[Stored items]
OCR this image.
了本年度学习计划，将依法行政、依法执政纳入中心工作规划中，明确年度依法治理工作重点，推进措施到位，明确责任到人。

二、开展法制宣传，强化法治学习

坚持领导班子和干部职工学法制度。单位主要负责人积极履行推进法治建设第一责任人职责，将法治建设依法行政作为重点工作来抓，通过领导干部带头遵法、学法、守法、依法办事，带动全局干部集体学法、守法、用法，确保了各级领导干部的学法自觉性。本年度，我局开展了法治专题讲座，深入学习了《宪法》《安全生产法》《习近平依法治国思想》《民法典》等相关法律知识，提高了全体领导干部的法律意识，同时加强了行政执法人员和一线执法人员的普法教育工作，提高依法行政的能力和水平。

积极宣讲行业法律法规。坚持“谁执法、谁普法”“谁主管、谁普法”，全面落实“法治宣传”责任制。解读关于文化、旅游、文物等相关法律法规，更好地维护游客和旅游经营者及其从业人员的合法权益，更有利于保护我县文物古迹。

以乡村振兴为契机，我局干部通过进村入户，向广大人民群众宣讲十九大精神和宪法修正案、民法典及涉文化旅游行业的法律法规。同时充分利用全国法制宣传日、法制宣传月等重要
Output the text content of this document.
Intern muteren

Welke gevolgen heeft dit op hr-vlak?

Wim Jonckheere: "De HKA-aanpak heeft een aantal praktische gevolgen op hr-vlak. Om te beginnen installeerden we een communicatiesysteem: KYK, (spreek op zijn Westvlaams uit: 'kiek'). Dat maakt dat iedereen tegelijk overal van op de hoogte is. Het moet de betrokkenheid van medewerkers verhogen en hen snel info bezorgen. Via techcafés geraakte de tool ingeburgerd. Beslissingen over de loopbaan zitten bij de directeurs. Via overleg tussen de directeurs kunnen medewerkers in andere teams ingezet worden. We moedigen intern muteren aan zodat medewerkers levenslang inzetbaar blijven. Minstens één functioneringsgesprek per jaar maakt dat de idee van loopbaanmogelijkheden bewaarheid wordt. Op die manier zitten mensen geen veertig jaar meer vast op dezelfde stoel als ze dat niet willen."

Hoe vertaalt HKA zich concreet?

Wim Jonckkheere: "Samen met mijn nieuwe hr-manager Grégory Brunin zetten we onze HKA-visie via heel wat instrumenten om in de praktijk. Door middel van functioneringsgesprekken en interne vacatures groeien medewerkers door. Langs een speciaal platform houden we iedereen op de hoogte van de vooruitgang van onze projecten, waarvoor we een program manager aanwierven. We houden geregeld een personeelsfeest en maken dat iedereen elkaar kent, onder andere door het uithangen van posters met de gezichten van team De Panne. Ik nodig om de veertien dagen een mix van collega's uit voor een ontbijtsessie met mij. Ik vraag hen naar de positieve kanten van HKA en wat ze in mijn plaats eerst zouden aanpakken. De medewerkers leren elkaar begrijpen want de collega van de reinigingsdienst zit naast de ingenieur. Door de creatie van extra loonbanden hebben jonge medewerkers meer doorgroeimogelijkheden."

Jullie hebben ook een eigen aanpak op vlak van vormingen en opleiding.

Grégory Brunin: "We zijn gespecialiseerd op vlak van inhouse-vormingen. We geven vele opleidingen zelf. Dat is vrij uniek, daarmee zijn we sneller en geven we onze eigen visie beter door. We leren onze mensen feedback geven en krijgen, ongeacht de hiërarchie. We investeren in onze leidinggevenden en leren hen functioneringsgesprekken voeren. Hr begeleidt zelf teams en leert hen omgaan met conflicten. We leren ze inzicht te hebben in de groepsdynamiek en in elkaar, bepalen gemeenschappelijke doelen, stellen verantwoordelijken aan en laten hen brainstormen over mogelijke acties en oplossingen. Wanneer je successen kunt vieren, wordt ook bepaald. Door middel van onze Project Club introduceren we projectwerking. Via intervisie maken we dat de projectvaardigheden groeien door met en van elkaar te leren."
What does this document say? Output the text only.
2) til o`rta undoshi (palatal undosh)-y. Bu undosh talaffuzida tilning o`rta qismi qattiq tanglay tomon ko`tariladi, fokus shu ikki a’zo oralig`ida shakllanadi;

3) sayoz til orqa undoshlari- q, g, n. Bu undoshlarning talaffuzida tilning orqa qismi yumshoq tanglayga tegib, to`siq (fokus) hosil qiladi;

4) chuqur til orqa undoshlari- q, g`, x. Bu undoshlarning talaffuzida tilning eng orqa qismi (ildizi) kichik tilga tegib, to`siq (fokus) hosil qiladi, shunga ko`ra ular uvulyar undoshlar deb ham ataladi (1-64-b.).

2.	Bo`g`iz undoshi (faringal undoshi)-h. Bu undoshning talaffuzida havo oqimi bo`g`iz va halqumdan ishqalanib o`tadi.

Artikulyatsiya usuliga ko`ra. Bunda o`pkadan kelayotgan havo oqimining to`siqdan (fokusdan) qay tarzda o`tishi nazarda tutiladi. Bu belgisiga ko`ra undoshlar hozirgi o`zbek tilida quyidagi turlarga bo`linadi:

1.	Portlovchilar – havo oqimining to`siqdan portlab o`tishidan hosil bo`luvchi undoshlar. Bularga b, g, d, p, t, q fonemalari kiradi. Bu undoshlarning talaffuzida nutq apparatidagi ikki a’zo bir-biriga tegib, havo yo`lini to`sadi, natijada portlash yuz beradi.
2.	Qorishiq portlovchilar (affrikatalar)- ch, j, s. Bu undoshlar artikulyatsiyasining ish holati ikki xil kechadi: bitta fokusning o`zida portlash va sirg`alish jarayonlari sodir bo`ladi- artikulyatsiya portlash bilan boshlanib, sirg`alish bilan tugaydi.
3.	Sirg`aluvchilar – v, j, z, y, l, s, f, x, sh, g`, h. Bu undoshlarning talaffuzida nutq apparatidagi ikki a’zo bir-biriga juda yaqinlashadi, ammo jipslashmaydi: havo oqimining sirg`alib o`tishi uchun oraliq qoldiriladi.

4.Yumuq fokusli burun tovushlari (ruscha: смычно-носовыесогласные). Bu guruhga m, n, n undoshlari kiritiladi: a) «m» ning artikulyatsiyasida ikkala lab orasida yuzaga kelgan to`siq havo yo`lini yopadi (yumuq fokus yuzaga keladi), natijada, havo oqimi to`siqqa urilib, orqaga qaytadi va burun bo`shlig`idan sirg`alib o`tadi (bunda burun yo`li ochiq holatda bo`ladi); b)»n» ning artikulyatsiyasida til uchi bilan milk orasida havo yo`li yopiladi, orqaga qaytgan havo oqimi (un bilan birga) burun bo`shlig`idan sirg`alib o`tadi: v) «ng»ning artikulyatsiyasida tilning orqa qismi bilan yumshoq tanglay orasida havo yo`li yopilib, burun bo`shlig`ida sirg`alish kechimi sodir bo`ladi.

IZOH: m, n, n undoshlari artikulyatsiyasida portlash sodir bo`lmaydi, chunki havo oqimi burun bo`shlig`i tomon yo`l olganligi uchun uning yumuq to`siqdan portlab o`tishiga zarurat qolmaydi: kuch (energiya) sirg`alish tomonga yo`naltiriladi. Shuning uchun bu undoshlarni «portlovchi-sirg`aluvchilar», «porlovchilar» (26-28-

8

## YOUR TASK:
Repeat all entries. Match them exactly.

## ANSWER:
OCR this image.
了本年度学习计划，将依法行政、依法执政纳入中心工作规划中，明确年度依法治理工作重点，推进措施到位，明确责任到人。

二、开展法制宣传，强化法治学习

坚持领导班子和干部职工学法制度。单位主要负责人积极履行推进法治建设第一责任人职责，将法治建设依法行政作为重点工作来抓，通过领导干部带头遵法、学法、守法、依法办事，带动全局干部集体学法、守法、用法，确保了各级领导干部的学法自觉性。本年度，我局开展了法治专题讲座，深入学习了《宪法》《安全生产法》《习近平依法治国思想》《民法典》等相关法律知识，提高了全体领导干部的法律意识，同时加强了行政执法人员和一线执法人员的普法教育工作，提高依法行政的能力和水平。

积极宣讲行业法律法规。坚持“谁执法、谁普法”“谁主管、谁普法”，全面落实“法治宣传”责任制。解读关于文化、旅游、文物等相关法律法规，更好地维护游客和旅游经营者及其从业人员的合法权益，更有利于保护我县文物古迹。

以乡村振兴为契机，我局干部通过进村入户，向广大人民群众宣讲十九大精神和宪法修正案、民法典及涉文化旅游行业的法律法规。同时充分利用全国法制宣传日、法制宣传月等重要
Output the text content of this document.
Intern muteren

Welke gevolgen heeft dit op hr-vlak?

Wim Jonckheere: "De HKA-aanpak heeft een aantal praktische gevolgen op hr-vlak. Om te beginnen installeerden we een communicatiesysteem: KYK, (spreek op zijn Westvlaams uit: 'kiek'). Dat maakt dat iedereen tegelijk overal van op de hoogte is. Het moet de betrokkenheid van medewerkers verhogen en hen snel info bezorgen. Via techcafés geraakte de tool ingeburgerd. Beslissingen over de loopbaan zitten bij de directeurs. Via overleg tussen de directeurs kunnen medewerkers in andere teams ingezet worden. We moedigen intern muteren aan zodat medewerkers levenslang inzetbaar blijven. Minstens één functioneringsgesprek per jaar maakt dat de idee van loopbaanmogelijkheden bewaarheid wordt. Op die manier zitten mensen geen veertig jaar meer vast op dezelfde stoel als ze dat niet willen."

Hoe vertaalt HKA zich concreet?

Wim Jonckkheere: "Samen met mijn nieuwe hr-manager Grégory Brunin zetten we onze HKA-visie via heel wat instrumenten om in de praktijk. Door middel van functioneringsgesprekken en interne vacatures groeien medewerkers door. Langs een speciaal platform houden we iedereen op de hoogte van de vooruitgang van onze projecten, waarvoor we een program manager aanwierven. We houden geregeld een personeelsfeest en maken dat iedereen elkaar kent, onder andere door het uithangen van posters met de gezichten van team De Panne. Ik nodig om de veertien dagen een mix van collega's uit voor een ontbijtsessie met mij. Ik vraag hen naar de positieve kanten van HKA en wat ze in mijn plaats eerst zouden aanpakken. De medewerkers leren elkaar begrijpen want de collega van de reinigingsdienst zit naast de ingenieur. Door de creatie van extra loonbanden hebben jonge medewerkers meer doorgroeimogelijkheden."

Jullie hebben ook een eigen aanpak op vlak van vormingen en opleiding.

Grégory Brunin: "We zijn gespecialiseerd op vlak van inhouse-vormingen. We geven vele opleidingen zelf. Dat is vrij uniek, daarmee zijn we sneller en geven we onze eigen visie beter door. We leren onze mensen feedback geven en krijgen, ongeacht de hiërarchie. We investeren in onze leidinggevenden en leren hen functioneringsgesprekken voeren. Hr begeleidt zelf teams en leert hen omgaan met conflicten. We leren ze inzicht te hebben in de groepsdynamiek en in elkaar, bepalen gemeenschappelijke doelen, stellen verantwoordelijken aan en laten hen brainstormen over mogelijke acties en oplossingen. Wanneer je successen kunt vieren, wordt ook bepaald. Door middel van onze Project Club introduceren we projectwerking. Via intervisie maken we dat de projectvaardigheden groeien door met en van elkaar te leren."
What does this document say? Output the text only.
2) til o`rta undoshi (palatal undosh)-y. Bu undosh talaffuzida tilning o`rta qismi qattiq tanglay tomon ko`tariladi, fokus shu ikki a’zo oralig`ida shakllanadi;

3) sayoz til orqa undoshlari- q, g, n. Bu undoshlarning talaffuzida tilning orqa qismi yumshoq tanglayga tegib, to`siq (fokus) hosil qiladi;

4) chuqur til orqa undoshlari- q, g`, x. Bu undoshlarning talaffuzida tilning eng orqa qismi (ildizi) kichik tilga tegib, to`siq (fokus) hosil qiladi, shunga ko`ra ular uvulyar undoshlar deb ham ataladi (1-64-b.).

2.	Bo`g`iz undoshi (faringal undoshi)-h. Bu undoshning talaffuzida havo oqimi bo`g`iz va halqumdan ishqalanib o`tadi.

Artikulyatsiya usuliga ko`ra. Bunda o`pkadan kelayotgan havo oqimining to`siqdan (fokusdan) qay tarzda o`tishi nazarda tutiladi. Bu belgisiga ko`ra undoshlar hozirgi o`zbek tilida quyidagi turlarga bo`linadi:

1.	Portlovchilar – havo oqimining to`siqdan portlab o`tishidan hosil bo`luvchi undoshlar. Bularga b, g, d, p, t, q fonemalari kiradi. Bu undoshlarning talaffuzida nutq apparatidagi ikki a’zo bir-biriga tegib, havo yo`lini to`sadi, natijada portlash yuz beradi.
2.	Qorishiq portlovchilar (affrikatalar)- ch, j, s. Bu undoshlar artikulyatsiyasining ish holati ikki xil kechadi: bitta fokusning o`zida portlash va sirg`alish jarayonlari sodir bo`ladi- artikulyatsiya portlash bilan boshlanib, sirg`alish bilan tugaydi.
3.	Sirg`aluvchilar – v, j, z, y, l, s, f, x, sh, g`, h. Bu undoshlarning talaffuzida nutq apparatidagi ikki a’zo bir-biriga juda yaqinlashadi, ammo jipslashmaydi: havo oqimining sirg`alib o`tishi uchun oraliq qoldiriladi.

4.Yumuq fokusli burun tovushlari (ruscha: смычно-носовыесогласные). Bu guruhga m, n, n undoshlari kiritiladi: a) «m» ning artikulyatsiyasida ikkala lab orasida yuzaga kelgan to`siq havo yo`lini yopadi (yumuq fokus yuzaga keladi), natijada, havo oqimi to`siqqa urilib, orqaga qaytadi va burun bo`shlig`idan sirg`alib o`tadi (bunda burun yo`li ochiq holatda bo`ladi); b)»n» ning artikulyatsiyasida til uchi bilan milk orasida havo yo`li yopiladi, orqaga qaytgan havo oqimi (un bilan birga) burun bo`shlig`idan sirg`alib o`tadi: v) «ng»ning artikulyatsiyasida tilning orqa qismi bilan yumshoq tanglay orasida havo yo`li yopilib, burun bo`shlig`ida sirg`alish kechimi sodir bo`ladi.

IZOH: m, n, n undoshlari artikulyatsiyasida portlash sodir bo`lmaydi, chunki havo oqimi burun bo`shlig`i tomon yo`l olganligi uchun uning yumuq to`siqdan portlab o`tishiga zarurat qolmaydi: kuch (energiya) sirg`alish tomonga yo`naltiriladi. Shuning uchun bu undoshlarni «portlovchi-sirg`aluvchilar», «porlovchilar» (26-28-

8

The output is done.